Exactly repeat all the records below, omitting the images they hold.

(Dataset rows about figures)
□ □ □ □ □ □ □
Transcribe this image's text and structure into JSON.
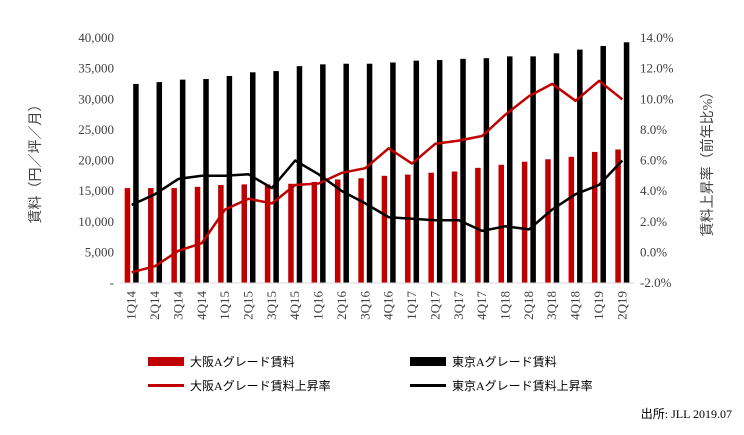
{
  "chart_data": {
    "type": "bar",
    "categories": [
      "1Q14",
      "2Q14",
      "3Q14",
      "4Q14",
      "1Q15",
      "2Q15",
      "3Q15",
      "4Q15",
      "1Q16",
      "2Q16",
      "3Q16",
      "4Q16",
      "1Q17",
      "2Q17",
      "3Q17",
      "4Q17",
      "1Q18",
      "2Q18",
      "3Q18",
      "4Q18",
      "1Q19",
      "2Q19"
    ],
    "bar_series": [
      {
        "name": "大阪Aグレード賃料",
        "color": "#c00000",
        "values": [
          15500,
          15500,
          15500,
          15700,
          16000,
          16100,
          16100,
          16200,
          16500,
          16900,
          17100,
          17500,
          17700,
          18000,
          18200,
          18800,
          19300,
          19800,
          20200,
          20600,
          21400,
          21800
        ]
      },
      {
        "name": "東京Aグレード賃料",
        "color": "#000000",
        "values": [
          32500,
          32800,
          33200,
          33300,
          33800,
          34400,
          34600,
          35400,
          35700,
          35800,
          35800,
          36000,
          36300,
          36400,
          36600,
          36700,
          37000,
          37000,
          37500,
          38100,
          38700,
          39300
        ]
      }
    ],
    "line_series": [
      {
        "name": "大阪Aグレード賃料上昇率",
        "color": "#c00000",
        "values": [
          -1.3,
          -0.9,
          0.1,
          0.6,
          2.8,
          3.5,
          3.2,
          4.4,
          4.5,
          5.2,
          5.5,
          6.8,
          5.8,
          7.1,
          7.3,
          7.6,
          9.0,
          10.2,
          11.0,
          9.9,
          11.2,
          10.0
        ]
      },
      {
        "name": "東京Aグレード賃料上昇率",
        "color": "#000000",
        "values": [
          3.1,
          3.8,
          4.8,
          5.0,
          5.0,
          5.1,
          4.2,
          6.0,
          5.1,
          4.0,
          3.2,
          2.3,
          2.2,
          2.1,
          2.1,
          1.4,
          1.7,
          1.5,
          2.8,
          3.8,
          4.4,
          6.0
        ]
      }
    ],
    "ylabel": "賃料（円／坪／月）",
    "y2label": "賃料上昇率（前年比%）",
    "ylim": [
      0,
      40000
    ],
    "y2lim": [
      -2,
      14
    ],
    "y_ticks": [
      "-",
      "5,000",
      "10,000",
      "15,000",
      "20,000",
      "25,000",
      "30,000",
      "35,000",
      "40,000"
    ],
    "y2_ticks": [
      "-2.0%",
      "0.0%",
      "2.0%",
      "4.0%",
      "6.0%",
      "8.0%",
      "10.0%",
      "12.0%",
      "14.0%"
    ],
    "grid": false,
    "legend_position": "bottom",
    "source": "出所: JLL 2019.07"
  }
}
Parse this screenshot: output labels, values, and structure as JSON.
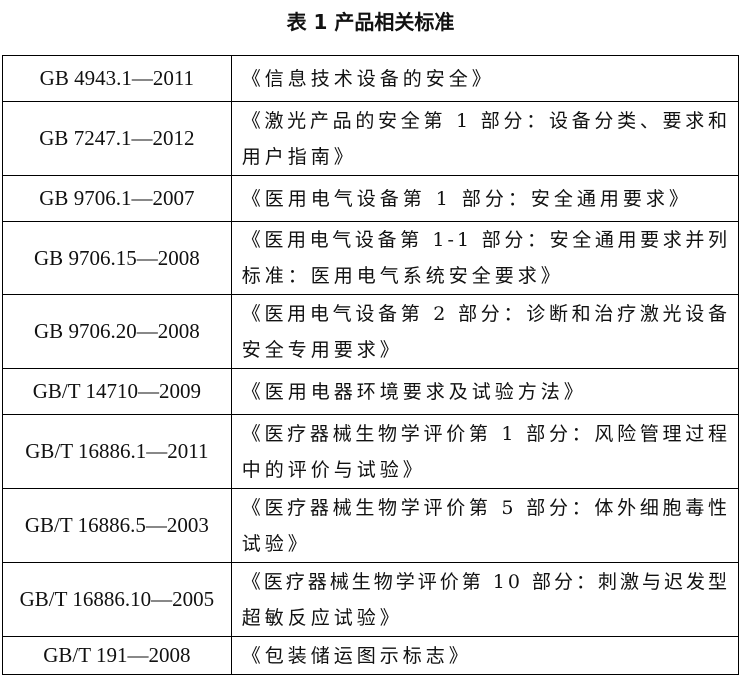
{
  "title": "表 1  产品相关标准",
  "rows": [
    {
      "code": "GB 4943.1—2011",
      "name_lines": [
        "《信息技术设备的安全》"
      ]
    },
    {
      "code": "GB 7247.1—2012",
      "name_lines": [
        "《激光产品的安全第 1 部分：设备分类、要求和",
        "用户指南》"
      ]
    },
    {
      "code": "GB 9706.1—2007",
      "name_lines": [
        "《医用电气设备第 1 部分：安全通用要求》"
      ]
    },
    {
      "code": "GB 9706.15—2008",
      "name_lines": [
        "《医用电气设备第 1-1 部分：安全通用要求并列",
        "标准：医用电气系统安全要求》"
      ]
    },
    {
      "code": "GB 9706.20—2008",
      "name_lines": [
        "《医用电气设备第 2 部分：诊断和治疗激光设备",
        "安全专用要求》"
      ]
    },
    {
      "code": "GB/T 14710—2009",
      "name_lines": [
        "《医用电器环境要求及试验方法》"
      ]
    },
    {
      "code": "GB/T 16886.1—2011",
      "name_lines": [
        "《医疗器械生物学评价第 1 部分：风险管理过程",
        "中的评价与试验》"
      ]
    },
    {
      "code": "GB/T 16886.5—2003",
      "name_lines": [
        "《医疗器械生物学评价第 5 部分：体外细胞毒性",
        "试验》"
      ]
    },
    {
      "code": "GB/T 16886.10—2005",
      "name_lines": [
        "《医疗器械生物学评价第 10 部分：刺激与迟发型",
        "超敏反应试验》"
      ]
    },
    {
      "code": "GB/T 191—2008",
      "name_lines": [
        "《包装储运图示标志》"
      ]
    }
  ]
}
□ □ □ □ □ □ □
**Right answer**
Transcribe this image's text and structure into JSON.
{
  "chart_data": {
    "type": "bar",
    "categories": [
      "1Q14",
      "2Q14",
      "3Q14",
      "4Q14",
      "1Q15",
      "2Q15",
      "3Q15",
      "4Q15",
      "1Q16",
      "2Q16",
      "3Q16",
      "4Q16",
      "1Q17",
      "2Q17",
      "3Q17",
      "4Q17",
      "1Q18",
      "2Q18",
      "3Q18",
      "4Q18",
      "1Q19",
      "2Q19"
    ],
    "bar_series": [
      {
        "name": "大阪Aグレード賃料",
        "color": "#c00000",
        "values": [
          15500,
          15500,
          15500,
          15700,
          16000,
          16100,
          16100,
          16200,
          16500,
          16900,
          17100,
          17500,
          17700,
          18000,
          18200,
          18800,
          19300,
          19800,
          20200,
          20600,
          21400,
          21800
        ]
      },
      {
        "name": "東京Aグレード賃料",
        "color": "#000000",
        "values": [
          32500,
          32800,
          33200,
          33300,
          33800,
          34400,
          34600,
          35400,
          35700,
          35800,
          35800,
          36000,
          36300,
          36400,
          36600,
          36700,
          37000,
          37000,
          37500,
          38100,
          38700,
          39300
        ]
      }
    ],
    "line_series": [
      {
        "name": "大阪Aグレード賃料上昇率",
        "color": "#c00000",
        "values": [
          -1.3,
          -0.9,
          0.1,
          0.6,
          2.8,
          3.5,
          3.2,
          4.4,
          4.5,
          5.2,
          5.5,
          6.8,
          5.8,
          7.1,
          7.3,
          7.6,
          9.0,
          10.2,
          11.0,
          9.9,
          11.2,
          10.0
        ]
      },
      {
        "name": "東京Aグレード賃料上昇率",
        "color": "#000000",
        "values": [
          3.1,
          3.8,
          4.8,
          5.0,
          5.0,
          5.1,
          4.2,
          6.0,
          5.1,
          4.0,
          3.2,
          2.3,
          2.2,
          2.1,
          2.1,
          1.4,
          1.7,
          1.5,
          2.8,
          3.8,
          4.4,
          6.0
        ]
      }
    ],
    "ylabel": "賃料（円／坪／月）",
    "y2label": "賃料上昇率（前年比%）",
    "ylim": [
      0,
      40000
    ],
    "y2lim": [
      -2,
      14
    ],
    "y_ticks": [
      "-",
      "5,000",
      "10,000",
      "15,000",
      "20,000",
      "25,000",
      "30,000",
      "35,000",
      "40,000"
    ],
    "y2_ticks": [
      "-2.0%",
      "0.0%",
      "2.0%",
      "4.0%",
      "6.0%",
      "8.0%",
      "10.0%",
      "12.0%",
      "14.0%"
    ],
    "grid": false,
    "legend_position": "bottom",
    "source": "出所: JLL 2019.07"
  }
}
Parse this screenshot: output labels, values, and structure as JSON.
{
  "title": "表 1  产品相关标准",
  "rows": [
    {
      "code": "GB 4943.1—2011",
      "name_lines": [
        "《信息技术设备的安全》"
      ]
    },
    {
      "code": "GB 7247.1—2012",
      "name_lines": [
        "《激光产品的安全第 1 部分：设备分类、要求和",
        "用户指南》"
      ]
    },
    {
      "code": "GB 9706.1—2007",
      "name_lines": [
        "《医用电气设备第 1 部分：安全通用要求》"
      ]
    },
    {
      "code": "GB 9706.15—2008",
      "name_lines": [
        "《医用电气设备第 1-1 部分：安全通用要求并列",
        "标准：医用电气系统安全要求》"
      ]
    },
    {
      "code": "GB 9706.20—2008",
      "name_lines": [
        "《医用电气设备第 2 部分：诊断和治疗激光设备",
        "安全专用要求》"
      ]
    },
    {
      "code": "GB/T 14710—2009",
      "name_lines": [
        "《医用电器环境要求及试验方法》"
      ]
    },
    {
      "code": "GB/T 16886.1—2011",
      "name_lines": [
        "《医疗器械生物学评价第 1 部分：风险管理过程",
        "中的评价与试验》"
      ]
    },
    {
      "code": "GB/T 16886.5—2003",
      "name_lines": [
        "《医疗器械生物学评价第 5 部分：体外细胞毒性",
        "试验》"
      ]
    },
    {
      "code": "GB/T 16886.10—2005",
      "name_lines": [
        "《医疗器械生物学评价第 10 部分：刺激与迟发型",
        "超敏反应试验》"
      ]
    },
    {
      "code": "GB/T 191—2008",
      "name_lines": [
        "《包装储运图示标志》"
      ]
    }
  ]
}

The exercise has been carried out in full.